--- Begin Source material ---

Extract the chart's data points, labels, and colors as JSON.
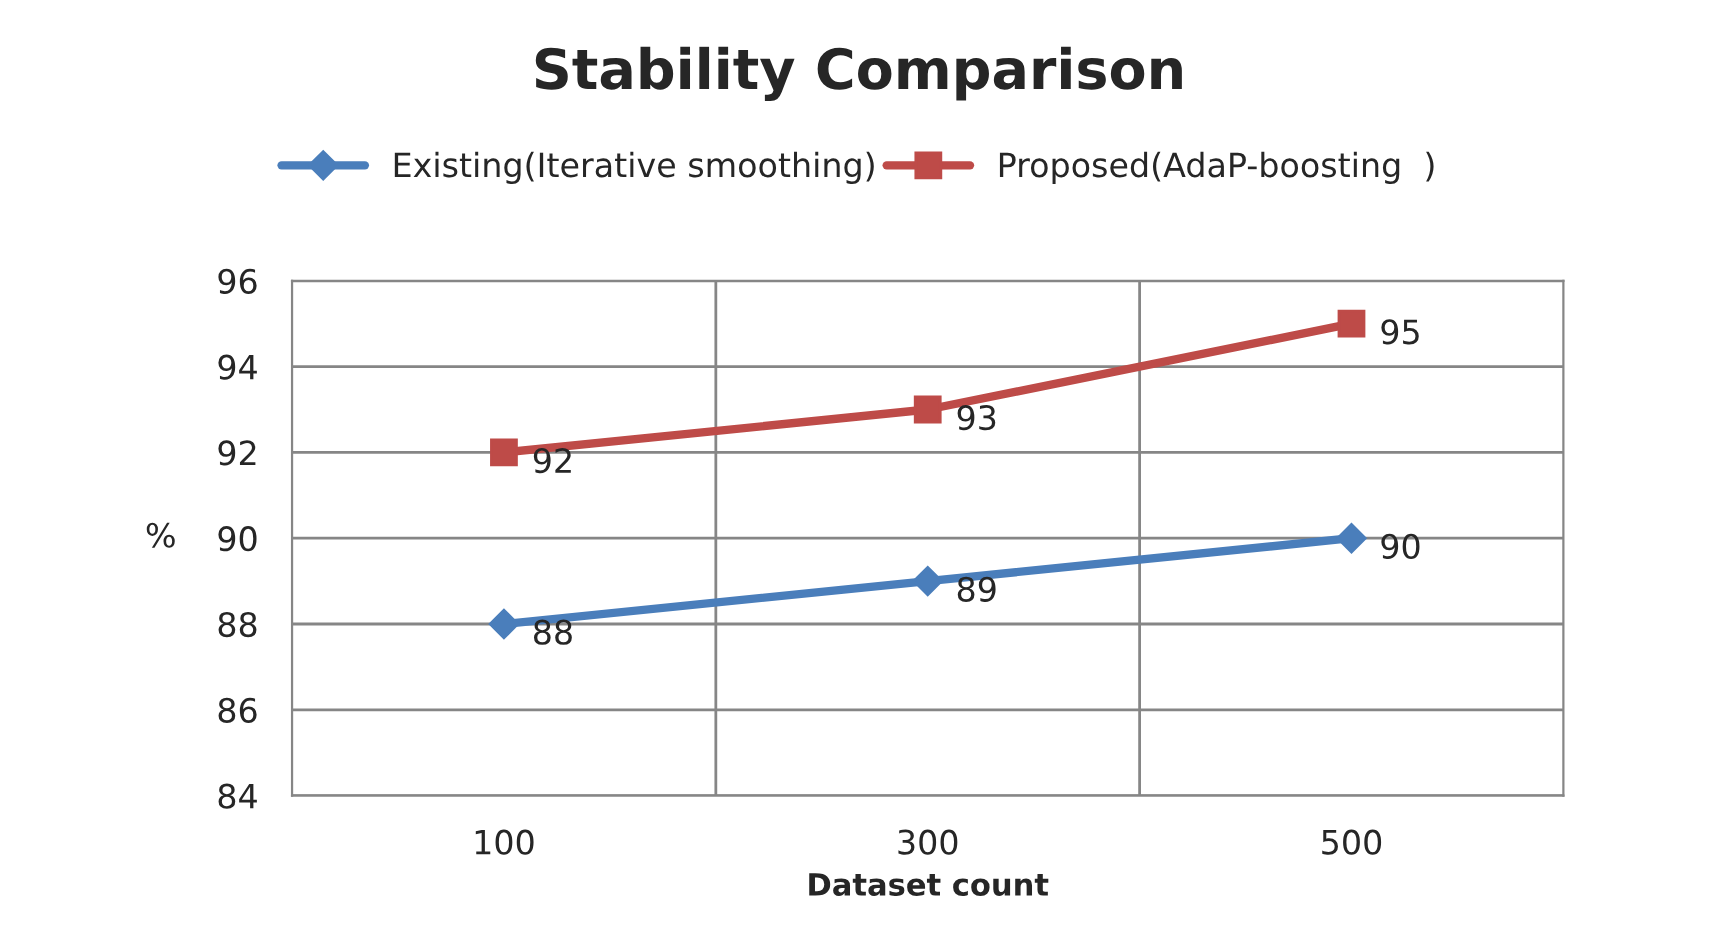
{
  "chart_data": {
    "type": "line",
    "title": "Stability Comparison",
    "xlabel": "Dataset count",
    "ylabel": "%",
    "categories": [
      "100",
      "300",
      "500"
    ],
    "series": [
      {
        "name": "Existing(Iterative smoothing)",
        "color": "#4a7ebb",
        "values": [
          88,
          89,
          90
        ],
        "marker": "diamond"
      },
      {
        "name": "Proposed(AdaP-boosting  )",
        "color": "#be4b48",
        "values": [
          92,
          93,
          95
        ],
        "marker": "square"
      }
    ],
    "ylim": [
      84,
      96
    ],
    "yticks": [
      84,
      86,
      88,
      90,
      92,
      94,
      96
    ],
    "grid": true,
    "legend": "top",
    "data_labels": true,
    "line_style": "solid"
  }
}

--- End Source material ---

Goal =>
Copy the whole of the material above exactly, but not its images.

Output of the exercise =>
Extract the chart's data points, labels, and colors as JSON.
{
  "chart_data": {
    "type": "line",
    "title": "Stability Comparison",
    "xlabel": "Dataset count",
    "ylabel": "%",
    "categories": [
      "100",
      "300",
      "500"
    ],
    "series": [
      {
        "name": "Existing(Iterative smoothing)",
        "color": "#4a7ebb",
        "values": [
          88,
          89,
          90
        ],
        "marker": "diamond"
      },
      {
        "name": "Proposed(AdaP-boosting  )",
        "color": "#be4b48",
        "values": [
          92,
          93,
          95
        ],
        "marker": "square"
      }
    ],
    "ylim": [
      84,
      96
    ],
    "yticks": [
      84,
      86,
      88,
      90,
      92,
      94,
      96
    ],
    "grid": true,
    "legend": "top",
    "data_labels": true,
    "line_style": "solid"
  }
}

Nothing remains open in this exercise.